** start Stored data **

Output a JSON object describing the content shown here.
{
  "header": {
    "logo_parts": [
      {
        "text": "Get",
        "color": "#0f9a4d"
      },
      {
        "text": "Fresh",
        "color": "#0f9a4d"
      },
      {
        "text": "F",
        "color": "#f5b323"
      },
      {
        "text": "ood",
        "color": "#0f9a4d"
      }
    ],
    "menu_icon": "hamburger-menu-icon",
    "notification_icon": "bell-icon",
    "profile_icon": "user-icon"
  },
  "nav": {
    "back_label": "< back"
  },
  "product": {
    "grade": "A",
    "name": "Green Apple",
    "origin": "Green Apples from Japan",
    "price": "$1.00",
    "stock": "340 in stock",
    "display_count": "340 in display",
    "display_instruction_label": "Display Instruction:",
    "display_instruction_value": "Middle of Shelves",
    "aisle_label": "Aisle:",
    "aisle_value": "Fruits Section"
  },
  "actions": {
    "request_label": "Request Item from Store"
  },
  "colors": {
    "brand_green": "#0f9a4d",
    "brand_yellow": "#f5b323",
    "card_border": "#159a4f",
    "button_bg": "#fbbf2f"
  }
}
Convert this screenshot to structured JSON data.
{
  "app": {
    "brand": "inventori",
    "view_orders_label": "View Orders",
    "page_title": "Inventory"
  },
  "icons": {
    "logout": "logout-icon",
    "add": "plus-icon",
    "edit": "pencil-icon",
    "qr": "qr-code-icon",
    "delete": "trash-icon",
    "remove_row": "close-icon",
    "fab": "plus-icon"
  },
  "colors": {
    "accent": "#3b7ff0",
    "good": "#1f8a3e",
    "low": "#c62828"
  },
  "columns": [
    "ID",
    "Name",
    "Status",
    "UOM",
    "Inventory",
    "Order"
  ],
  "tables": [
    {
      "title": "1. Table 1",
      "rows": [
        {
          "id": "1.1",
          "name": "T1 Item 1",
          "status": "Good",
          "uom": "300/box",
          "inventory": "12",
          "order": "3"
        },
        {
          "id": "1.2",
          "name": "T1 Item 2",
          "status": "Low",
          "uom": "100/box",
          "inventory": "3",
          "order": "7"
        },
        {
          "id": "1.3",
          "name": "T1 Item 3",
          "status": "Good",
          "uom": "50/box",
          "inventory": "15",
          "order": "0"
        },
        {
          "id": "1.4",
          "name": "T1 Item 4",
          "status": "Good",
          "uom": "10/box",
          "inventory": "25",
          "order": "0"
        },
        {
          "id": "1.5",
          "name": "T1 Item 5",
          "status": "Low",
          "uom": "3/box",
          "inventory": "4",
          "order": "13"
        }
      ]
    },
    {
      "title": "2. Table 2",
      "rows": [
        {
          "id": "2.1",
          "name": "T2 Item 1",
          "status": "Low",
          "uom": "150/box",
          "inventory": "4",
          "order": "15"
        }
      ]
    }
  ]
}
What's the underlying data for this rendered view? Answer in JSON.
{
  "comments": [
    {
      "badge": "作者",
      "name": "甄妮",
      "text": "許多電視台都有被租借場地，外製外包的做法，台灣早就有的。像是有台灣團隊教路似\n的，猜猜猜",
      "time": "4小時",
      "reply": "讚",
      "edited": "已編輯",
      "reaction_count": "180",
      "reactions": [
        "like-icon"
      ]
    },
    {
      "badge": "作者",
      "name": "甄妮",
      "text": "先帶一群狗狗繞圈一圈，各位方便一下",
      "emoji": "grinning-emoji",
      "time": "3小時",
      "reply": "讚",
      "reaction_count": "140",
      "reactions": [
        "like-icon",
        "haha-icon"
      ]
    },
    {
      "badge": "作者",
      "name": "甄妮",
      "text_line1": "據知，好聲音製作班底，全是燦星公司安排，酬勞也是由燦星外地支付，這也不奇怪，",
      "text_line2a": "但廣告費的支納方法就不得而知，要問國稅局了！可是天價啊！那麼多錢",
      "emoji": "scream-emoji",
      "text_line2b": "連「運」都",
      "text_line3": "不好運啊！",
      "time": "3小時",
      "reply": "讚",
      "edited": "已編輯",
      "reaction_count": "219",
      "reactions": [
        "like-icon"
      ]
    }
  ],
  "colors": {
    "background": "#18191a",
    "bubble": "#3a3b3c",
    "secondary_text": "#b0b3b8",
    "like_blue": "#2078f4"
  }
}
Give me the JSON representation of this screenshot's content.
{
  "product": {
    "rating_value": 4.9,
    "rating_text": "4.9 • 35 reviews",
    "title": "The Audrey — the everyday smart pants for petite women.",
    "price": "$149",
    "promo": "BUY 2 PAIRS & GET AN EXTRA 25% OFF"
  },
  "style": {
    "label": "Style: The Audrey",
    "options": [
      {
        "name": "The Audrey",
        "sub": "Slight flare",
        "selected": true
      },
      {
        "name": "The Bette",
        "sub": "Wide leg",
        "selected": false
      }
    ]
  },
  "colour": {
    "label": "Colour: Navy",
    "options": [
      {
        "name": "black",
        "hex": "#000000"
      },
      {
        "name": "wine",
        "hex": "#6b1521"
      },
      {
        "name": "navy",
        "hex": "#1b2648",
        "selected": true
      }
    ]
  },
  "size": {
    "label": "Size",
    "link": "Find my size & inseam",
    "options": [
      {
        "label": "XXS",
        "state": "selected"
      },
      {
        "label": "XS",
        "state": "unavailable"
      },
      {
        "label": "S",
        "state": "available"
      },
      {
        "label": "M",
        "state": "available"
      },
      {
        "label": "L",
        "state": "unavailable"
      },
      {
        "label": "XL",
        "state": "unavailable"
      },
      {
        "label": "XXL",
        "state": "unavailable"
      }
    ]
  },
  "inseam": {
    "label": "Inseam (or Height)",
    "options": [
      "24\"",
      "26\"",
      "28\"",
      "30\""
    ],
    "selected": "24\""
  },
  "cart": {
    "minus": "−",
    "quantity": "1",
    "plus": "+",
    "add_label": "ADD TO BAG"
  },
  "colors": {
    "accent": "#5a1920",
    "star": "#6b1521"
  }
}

** end Stored data **

• **What needs to be done**: Return every record, word for word.

• **Output below**:
Output a JSON object describing the content shown here.
{
  "header": {
    "logo_parts": [
      {
        "text": "Get",
        "color": "#0f9a4d"
      },
      {
        "text": "Fresh",
        "color": "#0f9a4d"
      },
      {
        "text": "F",
        "color": "#f5b323"
      },
      {
        "text": "ood",
        "color": "#0f9a4d"
      }
    ],
    "menu_icon": "hamburger-menu-icon",
    "notification_icon": "bell-icon",
    "profile_icon": "user-icon"
  },
  "nav": {
    "back_label": "< back"
  },
  "product": {
    "grade": "A",
    "name": "Green Apple",
    "origin": "Green Apples from Japan",
    "price": "$1.00",
    "stock": "340 in stock",
    "display_count": "340 in display",
    "display_instruction_label": "Display Instruction:",
    "display_instruction_value": "Middle of Shelves",
    "aisle_label": "Aisle:",
    "aisle_value": "Fruits Section"
  },
  "actions": {
    "request_label": "Request Item from Store"
  },
  "colors": {
    "brand_green": "#0f9a4d",
    "brand_yellow": "#f5b323",
    "card_border": "#159a4f",
    "button_bg": "#fbbf2f"
  }
}
Convert this screenshot to structured JSON data.
{
  "app": {
    "brand": "inventori",
    "view_orders_label": "View Orders",
    "page_title": "Inventory"
  },
  "icons": {
    "logout": "logout-icon",
    "add": "plus-icon",
    "edit": "pencil-icon",
    "qr": "qr-code-icon",
    "delete": "trash-icon",
    "remove_row": "close-icon",
    "fab": "plus-icon"
  },
  "colors": {
    "accent": "#3b7ff0",
    "good": "#1f8a3e",
    "low": "#c62828"
  },
  "columns": [
    "ID",
    "Name",
    "Status",
    "UOM",
    "Inventory",
    "Order"
  ],
  "tables": [
    {
      "title": "1. Table 1",
      "rows": [
        {
          "id": "1.1",
          "name": "T1 Item 1",
          "status": "Good",
          "uom": "300/box",
          "inventory": "12",
          "order": "3"
        },
        {
          "id": "1.2",
          "name": "T1 Item 2",
          "status": "Low",
          "uom": "100/box",
          "inventory": "3",
          "order": "7"
        },
        {
          "id": "1.3",
          "name": "T1 Item 3",
          "status": "Good",
          "uom": "50/box",
          "inventory": "15",
          "order": "0"
        },
        {
          "id": "1.4",
          "name": "T1 Item 4",
          "status": "Good",
          "uom": "10/box",
          "inventory": "25",
          "order": "0"
        },
        {
          "id": "1.5",
          "name": "T1 Item 5",
          "status": "Low",
          "uom": "3/box",
          "inventory": "4",
          "order": "13"
        }
      ]
    },
    {
      "title": "2. Table 2",
      "rows": [
        {
          "id": "2.1",
          "name": "T2 Item 1",
          "status": "Low",
          "uom": "150/box",
          "inventory": "4",
          "order": "15"
        }
      ]
    }
  ]
}
What's the underlying data for this rendered view? Answer in JSON.
{
  "comments": [
    {
      "badge": "作者",
      "name": "甄妮",
      "text": "許多電視台都有被租借場地，外製外包的做法，台灣早就有的。像是有台灣團隊教路似\n的，猜猜猜",
      "time": "4小時",
      "reply": "讚",
      "edited": "已編輯",
      "reaction_count": "180",
      "reactions": [
        "like-icon"
      ]
    },
    {
      "badge": "作者",
      "name": "甄妮",
      "text": "先帶一群狗狗繞圈一圈，各位方便一下",
      "emoji": "grinning-emoji",
      "time": "3小時",
      "reply": "讚",
      "reaction_count": "140",
      "reactions": [
        "like-icon",
        "haha-icon"
      ]
    },
    {
      "badge": "作者",
      "name": "甄妮",
      "text_line1": "據知，好聲音製作班底，全是燦星公司安排，酬勞也是由燦星外地支付，這也不奇怪，",
      "text_line2a": "但廣告費的支納方法就不得而知，要問國稅局了！可是天價啊！那麼多錢",
      "emoji": "scream-emoji",
      "text_line2b": "連「運」都",
      "text_line3": "不好運啊！",
      "time": "3小時",
      "reply": "讚",
      "edited": "已編輯",
      "reaction_count": "219",
      "reactions": [
        "like-icon"
      ]
    }
  ],
  "colors": {
    "background": "#18191a",
    "bubble": "#3a3b3c",
    "secondary_text": "#b0b3b8",
    "like_blue": "#2078f4"
  }
}
Give me the JSON representation of this screenshot's content.
{
  "product": {
    "rating_value": 4.9,
    "rating_text": "4.9 • 35 reviews",
    "title": "The Audrey — the everyday smart pants for petite women.",
    "price": "$149",
    "promo": "BUY 2 PAIRS & GET AN EXTRA 25% OFF"
  },
  "style": {
    "label": "Style: The Audrey",
    "options": [
      {
        "name": "The Audrey",
        "sub": "Slight flare",
        "selected": true
      },
      {
        "name": "The Bette",
        "sub": "Wide leg",
        "selected": false
      }
    ]
  },
  "colour": {
    "label": "Colour: Navy",
    "options": [
      {
        "name": "black",
        "hex": "#000000"
      },
      {
        "name": "wine",
        "hex": "#6b1521"
      },
      {
        "name": "navy",
        "hex": "#1b2648",
        "selected": true
      }
    ]
  },
  "size": {
    "label": "Size",
    "link": "Find my size & inseam",
    "options": [
      {
        "label": "XXS",
        "state": "selected"
      },
      {
        "label": "XS",
        "state": "unavailable"
      },
      {
        "label": "S",
        "state": "available"
      },
      {
        "label": "M",
        "state": "available"
      },
      {
        "label": "L",
        "state": "unavailable"
      },
      {
        "label": "XL",
        "state": "unavailable"
      },
      {
        "label": "XXL",
        "state": "unavailable"
      }
    ]
  },
  "inseam": {
    "label": "Inseam (or Height)",
    "options": [
      "24\"",
      "26\"",
      "28\"",
      "30\""
    ],
    "selected": "24\""
  },
  "cart": {
    "minus": "−",
    "quantity": "1",
    "plus": "+",
    "add_label": "ADD TO BAG"
  },
  "colors": {
    "accent": "#5a1920",
    "star": "#6b1521"
  }
}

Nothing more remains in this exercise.